TRY IT:
Find the lines of data that contain the string "intervenciones", then list them.

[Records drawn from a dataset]
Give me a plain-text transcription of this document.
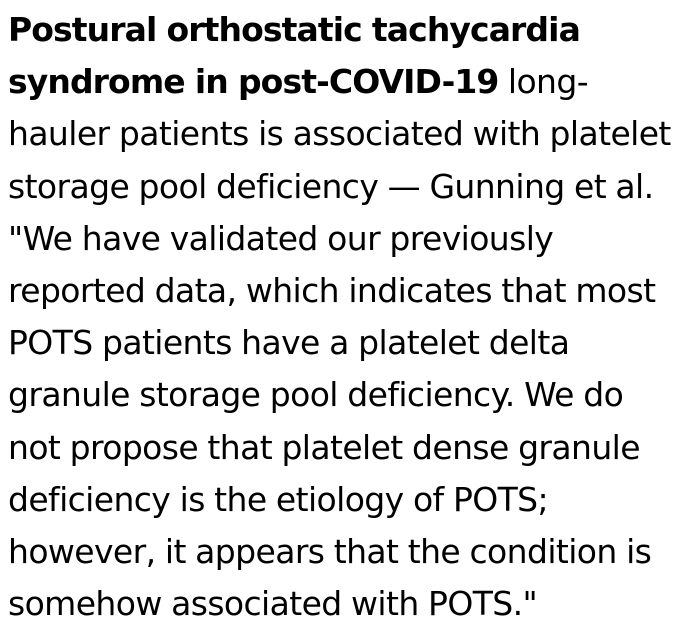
Postural orthostatic tachycardia
syndrome in post-COVID-19 long-
hauler patients is associated with platelet
storage pool deficiency — Gunning et al.
"We have validated our previously
reported data, which indicates that most
POTS patients have a platelet delta
granule storage pool deficiency. We do
not propose that platelet dense granule
deficiency is the etiology of POTS;
however, it appears that the condition is
somehow associated with POTS."
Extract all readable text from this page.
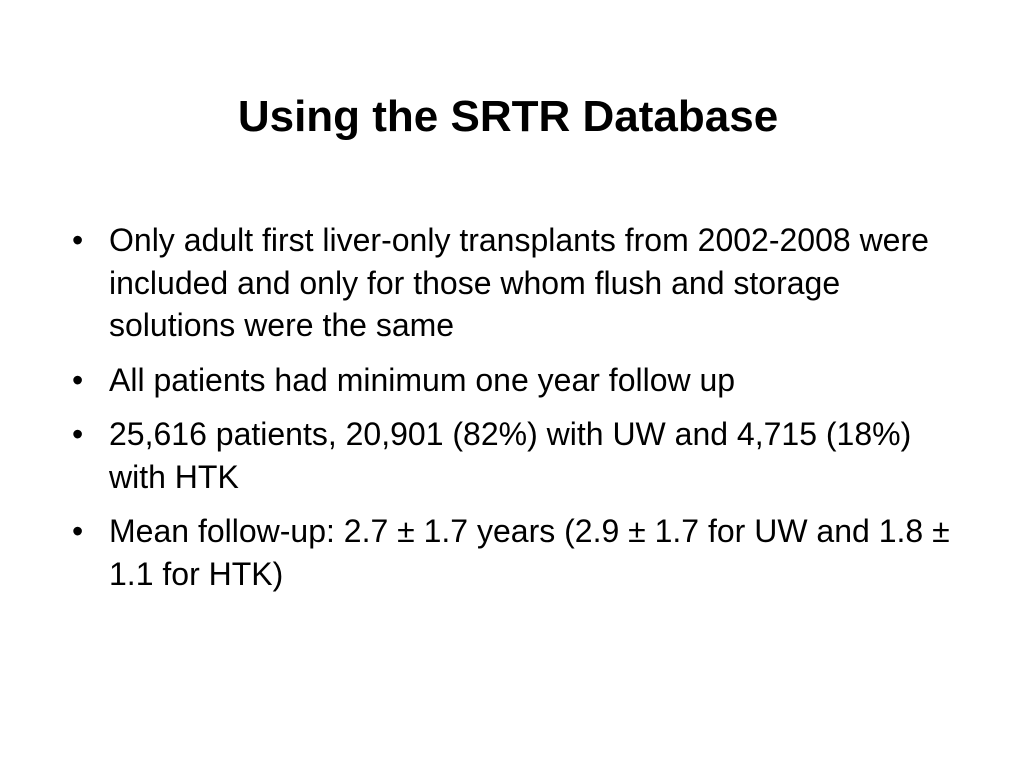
Using the SRTR Database
• Only adult first liver-only transplants from 2002-2008 were included and only for those whom flush and storage solutions were the same
• All patients had minimum one year follow up
• 25,616 patients, 20,901 (82%) with UW and 4,715 (18%) with HTK
• Mean follow-up: 2.7 ± 1.7 years (2.9 ± 1.7 for UW and 1.8 ± 1.1 for HTK)
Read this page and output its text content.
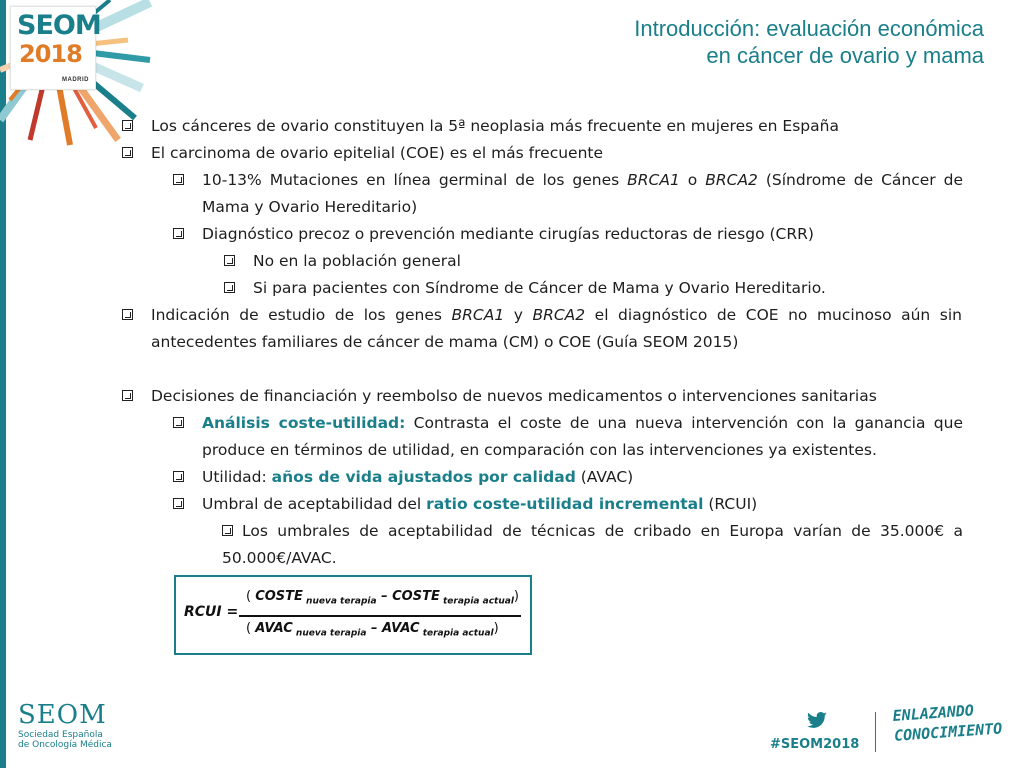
SEOM
2018
MADRID
Introducción: evaluación económica
en cáncer de ovario y mama
Los cánceres de ovario constituyen la 5ª neoplasia más frecuente en mujeres en España
El carcinoma de ovario epitelial (COE) es el más frecuente
10-13% Mutaciones en línea germinal de los genes BRCA1 o BRCA2 (Síndrome de Cáncer de Mama y Ovario Hereditario)
Diagnóstico precoz o prevención mediante cirugías reductoras de riesgo (CRR)
No en la población general
Si para pacientes con Síndrome de Cáncer de Mama y Ovario Hereditario.
Indicación de estudio de los genes BRCA1 y BRCA2 el diagnóstico de COE no mucinoso aún sin antecedentes familiares de cáncer de mama (CM) o COE (Guía SEOM 2015)
Decisiones de financiación y reembolso de nuevos medicamentos o intervenciones sanitarias
Análisis coste-utilidad: Contrasta el coste de una nueva intervención con la ganancia que produce en términos de utilidad, en comparación con las intervenciones ya existentes.
Utilidad: años de vida ajustados por calidad (AVAC)
Umbral de aceptabilidad del ratio coste-utilidad incremental (RCUI)
Los umbrales de aceptabilidad de técnicas de cribado en Europa varían de 35.000€ a 50.000€/AVAC.
RCUI =
( COSTE $_{nueva terapia}$ – COSTE $_{terapia actual}$)
( AVAC $_{nueva terapia}$ – AVAC $_{terapia actual}$)
SEOM
Sociedad Española
de Oncología Médica	#SEOM2018
ENLAZANDO
CONOCIMIENTO
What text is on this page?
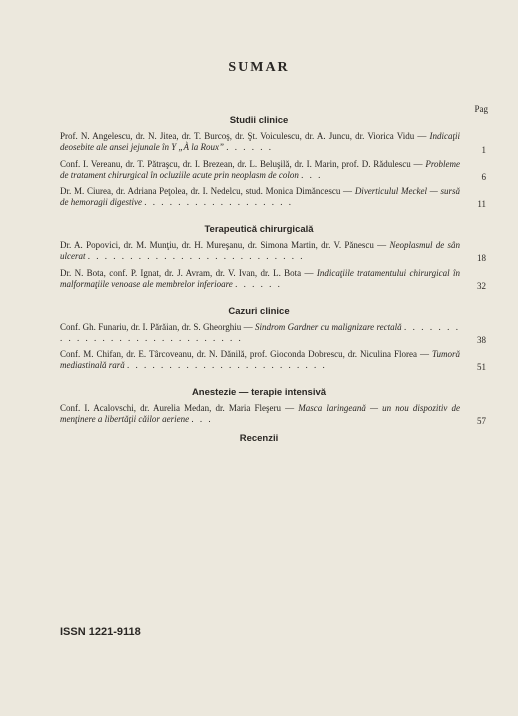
SUMAR
Pag
Studii clinice
Prof. N. Angelescu, dr. N. Jitea, dr. T. Burcoş, dr. Şt. Voiculescu, dr. A. Juncu, dr. Viorica Vidu — Indicaţii deosebite ale ansei jejunale în Y „À la Roux” . . . . . .	1
Conf. I. Vereanu, dr. T. Pătraşcu, dr. I. Brezean, dr. L. Beluşilă, dr. I. Marin, prof. D. Rădulescu — Probleme de tratament chirurgical în ocluziile acute prin neoplasm de colon . . .	6
Dr. M. Ciurea, dr. Adriana Peţolea, dr. I. Nedelcu, stud. Monica Dimăncescu — Diverticulul Meckel — sursă de hemoragii digestive . . . . . . . . . . . . . . . . . .	11
Terapeutică chirurgicală
Dr. A. Popovici, dr. M. Munţiu, dr. H. Mureşanu, dr. Simona Martin, dr. V. Pănescu — Neoplasmul de sân ulcerat . . . . . . . . . . . . . . . . . . . . . . . . . .	18
Dr. N. Bota, conf. P. Ignat, dr. J. Avram, dr. V. Ivan, dr. L. Bota — Indicaţiile tratamentului chirurgical în malformaţiile venoase ale membrelor inferioare . . . . . .	32
Cazuri clinice
Conf. Gh. Funariu, dr. I. Părăian, dr. S. Gheorghiu — Sindrom Gardner cu malignizare rectală . . . . . . . . . . . . . . . . . . . . . . . . . . . . .	38
Conf. M. Chifan, dr. E. Târcoveanu, dr. N. Dănilă, prof. Gioconda Dobrescu, dr. Niculina Florea — Tumoră mediastinală rară . . . . . . . . . . . . . . . . . . . . . . . .	51
Anestezie — terapie intensivă
Conf. I. Acalovschi, dr. Aurelia Medan, dr. Maria Fleşeru — Masca laringeană — un nou dispozitiv de menţinere a libertăţii căilor aeriene . . .	57
Recenzii
ISSN 1221-9118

WORKED SOLUTION:
Decisiones de financiación y reembolso de nuevos medicamentos o intervenciones sanitarias
Análisis coste-utilidad: Contrasta el coste de una nueva intervención con la ganancia que produce en términos de utilidad, en comparación con las intervenciones ya existentes.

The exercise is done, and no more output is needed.